▸ **WORK ITEM A**
Answer these questions from the build server post, one per line:
(i) Which laptop did the writer buy a few months ago?
(ii) On what kind of system did the writer decide to base the new machine?
(iii) Where was the motherboard bought?
▸ **WORK ITEM B**
In the build server post, rename "horse power" to "horsepower" and give the passage starting at "New mjanja build" and ending at "my new machine.".
▸ **WORK ITEM C**
List every reason the build server post gives for why the writer loves the new laptop.

New mjanja build server

A few months ago I bought a new Lenovo ThinkPad T420. I love it because it’s fast, the hardware has great support by open-source drivers, and the price was right. Having a powerful laptop is nice, but when you just want something to sit in the corner humming away on compile or transcoding jobs, you need a dedicated box.

I decided I wanted to build a new Sandy Bridge-based system with a decent amount of storage and a lot of horse power. I did my research and then set out around Nairobi to find parts for my new machine.

Components

When it comes to desktop PCs the only way to get a powerful machine at an affordable price is to buy all the components and assemble it yourself. If you don’t do your research it’s hard to know whether the hardware you buy will actually be compatible with each other (not to mention your software)! To further complicate things, the range of components available in Kenya isn’t great.

I figured it’d be useful to write down the components I used, where I bought them, and how much I bought them for.

  • Motherboard: Gigabyte Z68XP-UD3
    • Price: 28,000 shillings
    • Place: Starcom (1st floor in The Mall in Westlands)

▸ **DATASET RECORDS**
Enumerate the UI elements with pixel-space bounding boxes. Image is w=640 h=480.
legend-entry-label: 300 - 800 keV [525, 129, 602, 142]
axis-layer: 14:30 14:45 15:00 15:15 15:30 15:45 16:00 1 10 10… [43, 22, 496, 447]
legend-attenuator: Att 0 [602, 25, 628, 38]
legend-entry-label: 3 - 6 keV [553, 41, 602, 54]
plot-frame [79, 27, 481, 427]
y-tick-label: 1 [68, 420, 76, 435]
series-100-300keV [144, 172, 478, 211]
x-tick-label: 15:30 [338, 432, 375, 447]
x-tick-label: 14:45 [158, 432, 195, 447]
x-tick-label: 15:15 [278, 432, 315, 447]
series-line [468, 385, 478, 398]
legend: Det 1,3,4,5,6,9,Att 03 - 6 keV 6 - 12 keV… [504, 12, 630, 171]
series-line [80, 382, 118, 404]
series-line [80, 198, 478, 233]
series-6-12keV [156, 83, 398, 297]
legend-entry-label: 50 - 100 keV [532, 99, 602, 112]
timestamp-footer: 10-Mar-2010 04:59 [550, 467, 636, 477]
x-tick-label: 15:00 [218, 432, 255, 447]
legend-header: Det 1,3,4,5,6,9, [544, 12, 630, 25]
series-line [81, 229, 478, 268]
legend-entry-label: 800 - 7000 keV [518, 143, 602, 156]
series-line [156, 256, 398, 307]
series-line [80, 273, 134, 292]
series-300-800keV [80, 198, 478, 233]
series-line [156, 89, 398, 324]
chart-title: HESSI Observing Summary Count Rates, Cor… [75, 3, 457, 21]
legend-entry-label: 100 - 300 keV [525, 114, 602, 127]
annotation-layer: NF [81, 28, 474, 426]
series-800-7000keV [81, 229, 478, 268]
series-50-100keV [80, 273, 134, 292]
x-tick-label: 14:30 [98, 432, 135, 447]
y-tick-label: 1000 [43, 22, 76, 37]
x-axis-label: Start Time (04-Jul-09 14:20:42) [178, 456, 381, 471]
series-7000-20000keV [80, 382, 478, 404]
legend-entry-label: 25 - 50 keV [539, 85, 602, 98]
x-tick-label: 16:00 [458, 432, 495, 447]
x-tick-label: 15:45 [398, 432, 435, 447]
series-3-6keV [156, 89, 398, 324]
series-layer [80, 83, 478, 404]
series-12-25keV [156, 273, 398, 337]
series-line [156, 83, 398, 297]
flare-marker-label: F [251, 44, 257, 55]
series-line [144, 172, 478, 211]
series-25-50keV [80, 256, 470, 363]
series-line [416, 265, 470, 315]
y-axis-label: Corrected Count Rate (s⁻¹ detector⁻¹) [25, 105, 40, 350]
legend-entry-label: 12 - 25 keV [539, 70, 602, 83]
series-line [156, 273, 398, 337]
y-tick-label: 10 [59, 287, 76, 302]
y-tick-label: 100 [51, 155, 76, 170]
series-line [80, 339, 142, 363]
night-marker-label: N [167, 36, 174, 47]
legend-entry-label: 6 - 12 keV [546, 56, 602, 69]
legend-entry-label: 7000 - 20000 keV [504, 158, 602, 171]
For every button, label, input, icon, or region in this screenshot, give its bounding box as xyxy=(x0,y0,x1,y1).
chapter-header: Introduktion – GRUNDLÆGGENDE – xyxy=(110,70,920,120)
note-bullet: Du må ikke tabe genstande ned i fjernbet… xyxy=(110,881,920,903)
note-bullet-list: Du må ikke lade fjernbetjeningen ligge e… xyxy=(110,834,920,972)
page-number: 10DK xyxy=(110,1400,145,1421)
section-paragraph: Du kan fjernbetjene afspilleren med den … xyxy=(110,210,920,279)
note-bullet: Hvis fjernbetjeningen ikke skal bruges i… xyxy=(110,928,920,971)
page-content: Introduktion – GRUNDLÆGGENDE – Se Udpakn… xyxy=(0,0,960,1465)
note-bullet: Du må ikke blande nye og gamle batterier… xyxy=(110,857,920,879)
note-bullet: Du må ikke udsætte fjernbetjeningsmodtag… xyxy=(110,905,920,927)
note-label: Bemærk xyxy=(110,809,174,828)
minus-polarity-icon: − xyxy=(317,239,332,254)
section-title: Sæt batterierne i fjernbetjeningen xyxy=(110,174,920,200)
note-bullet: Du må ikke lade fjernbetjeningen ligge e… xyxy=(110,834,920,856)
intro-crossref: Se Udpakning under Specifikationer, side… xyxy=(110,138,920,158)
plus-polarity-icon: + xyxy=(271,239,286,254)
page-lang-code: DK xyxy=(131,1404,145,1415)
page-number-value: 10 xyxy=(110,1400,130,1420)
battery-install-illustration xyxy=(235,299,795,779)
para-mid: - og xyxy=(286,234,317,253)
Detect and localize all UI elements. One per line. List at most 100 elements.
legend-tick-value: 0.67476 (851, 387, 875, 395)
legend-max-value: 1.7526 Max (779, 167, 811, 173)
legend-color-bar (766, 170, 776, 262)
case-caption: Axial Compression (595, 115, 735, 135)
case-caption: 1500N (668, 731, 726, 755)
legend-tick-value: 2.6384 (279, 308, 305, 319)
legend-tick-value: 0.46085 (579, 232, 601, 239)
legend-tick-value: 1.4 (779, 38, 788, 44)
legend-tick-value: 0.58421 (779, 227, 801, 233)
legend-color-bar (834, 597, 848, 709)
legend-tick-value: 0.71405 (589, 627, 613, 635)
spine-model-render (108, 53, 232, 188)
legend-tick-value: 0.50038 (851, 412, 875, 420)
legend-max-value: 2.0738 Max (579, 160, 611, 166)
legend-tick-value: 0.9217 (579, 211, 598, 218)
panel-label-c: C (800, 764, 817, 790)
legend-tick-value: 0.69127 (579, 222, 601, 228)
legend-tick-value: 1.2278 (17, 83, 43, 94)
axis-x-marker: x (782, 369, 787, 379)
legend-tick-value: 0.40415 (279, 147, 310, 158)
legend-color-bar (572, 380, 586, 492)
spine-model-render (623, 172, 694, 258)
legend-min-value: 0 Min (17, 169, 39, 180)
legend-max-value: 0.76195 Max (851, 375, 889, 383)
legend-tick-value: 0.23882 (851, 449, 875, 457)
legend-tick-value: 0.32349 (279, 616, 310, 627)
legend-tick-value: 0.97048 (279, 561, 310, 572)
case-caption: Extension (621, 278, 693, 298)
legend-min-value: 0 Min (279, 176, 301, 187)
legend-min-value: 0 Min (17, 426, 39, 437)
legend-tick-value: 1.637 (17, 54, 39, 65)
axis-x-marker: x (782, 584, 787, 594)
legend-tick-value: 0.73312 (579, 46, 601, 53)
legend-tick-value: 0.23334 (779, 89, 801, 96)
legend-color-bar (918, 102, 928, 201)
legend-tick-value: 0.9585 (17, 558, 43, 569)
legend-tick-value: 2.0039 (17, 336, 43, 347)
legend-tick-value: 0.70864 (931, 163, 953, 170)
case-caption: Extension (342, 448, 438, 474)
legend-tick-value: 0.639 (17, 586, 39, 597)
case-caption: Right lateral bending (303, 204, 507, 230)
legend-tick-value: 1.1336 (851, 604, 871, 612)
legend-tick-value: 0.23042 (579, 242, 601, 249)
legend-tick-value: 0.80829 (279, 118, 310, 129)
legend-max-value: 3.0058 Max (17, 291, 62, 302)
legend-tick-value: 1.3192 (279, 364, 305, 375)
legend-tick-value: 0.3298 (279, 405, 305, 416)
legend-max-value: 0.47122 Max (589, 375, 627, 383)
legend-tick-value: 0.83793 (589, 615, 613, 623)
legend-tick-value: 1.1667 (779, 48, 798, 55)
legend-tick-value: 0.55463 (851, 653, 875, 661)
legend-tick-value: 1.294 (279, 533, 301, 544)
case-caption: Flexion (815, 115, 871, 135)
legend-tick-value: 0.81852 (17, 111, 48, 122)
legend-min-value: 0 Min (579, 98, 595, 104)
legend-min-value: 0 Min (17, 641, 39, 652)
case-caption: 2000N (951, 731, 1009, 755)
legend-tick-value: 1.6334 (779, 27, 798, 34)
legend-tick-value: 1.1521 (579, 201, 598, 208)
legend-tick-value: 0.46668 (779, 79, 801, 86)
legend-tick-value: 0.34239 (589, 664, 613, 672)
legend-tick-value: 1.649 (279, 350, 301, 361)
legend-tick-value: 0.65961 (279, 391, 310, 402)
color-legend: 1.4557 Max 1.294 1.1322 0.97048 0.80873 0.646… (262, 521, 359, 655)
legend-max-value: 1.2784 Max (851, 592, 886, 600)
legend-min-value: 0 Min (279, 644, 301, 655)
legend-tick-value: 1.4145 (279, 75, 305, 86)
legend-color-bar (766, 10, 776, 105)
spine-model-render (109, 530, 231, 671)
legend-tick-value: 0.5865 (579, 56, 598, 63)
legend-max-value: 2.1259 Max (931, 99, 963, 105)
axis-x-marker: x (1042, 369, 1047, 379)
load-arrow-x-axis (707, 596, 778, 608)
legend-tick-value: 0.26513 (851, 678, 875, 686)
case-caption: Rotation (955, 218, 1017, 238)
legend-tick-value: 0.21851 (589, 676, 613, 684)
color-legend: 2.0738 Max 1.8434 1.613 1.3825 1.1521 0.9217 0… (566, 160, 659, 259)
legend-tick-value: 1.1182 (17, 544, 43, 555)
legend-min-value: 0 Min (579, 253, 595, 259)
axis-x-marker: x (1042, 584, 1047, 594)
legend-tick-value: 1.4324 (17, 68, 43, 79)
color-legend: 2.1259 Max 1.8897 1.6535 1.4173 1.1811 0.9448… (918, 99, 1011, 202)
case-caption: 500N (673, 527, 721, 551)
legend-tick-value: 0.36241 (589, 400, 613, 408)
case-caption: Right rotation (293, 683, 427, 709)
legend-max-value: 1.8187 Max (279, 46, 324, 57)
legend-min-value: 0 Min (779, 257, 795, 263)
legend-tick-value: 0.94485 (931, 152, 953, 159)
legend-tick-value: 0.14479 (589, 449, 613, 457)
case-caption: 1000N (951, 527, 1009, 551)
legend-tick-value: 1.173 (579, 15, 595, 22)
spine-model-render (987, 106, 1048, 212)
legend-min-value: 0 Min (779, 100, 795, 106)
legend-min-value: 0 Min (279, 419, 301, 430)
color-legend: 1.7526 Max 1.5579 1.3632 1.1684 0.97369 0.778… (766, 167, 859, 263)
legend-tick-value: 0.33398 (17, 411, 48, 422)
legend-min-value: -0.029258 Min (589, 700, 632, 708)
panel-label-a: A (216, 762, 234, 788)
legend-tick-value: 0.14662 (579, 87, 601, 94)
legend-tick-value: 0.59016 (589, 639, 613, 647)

▸ **WORKED SOLUTION A**
(i) A Lenovo ThinkPad T420.
(ii) A Sandy Bridge-based system.
(iii) At Starcom, on the 1st floor in The Mall in Westlands.

▸ **WORKED SOLUTION B**
New mjanja build server

A few months ago I bought a new Lenovo ThinkPad T420. I love it because it’s fast, the hardware has great support by open-source drivers, and the price was right. Having a powerful laptop is nice, but when you just want something to sit in the corner humming away on compile or transcoding jobs, you need a dedicated box.

I decided I wanted to build a new Sandy Bridge-based system with a decent amount of storage and a lot of horsepower. I did my research and then set out around Nairobi to find parts for my new machine.

▸ **WORKED SOLUTION C**
- It's fast.
- The hardware has great support by open-source drivers.
- The price was right.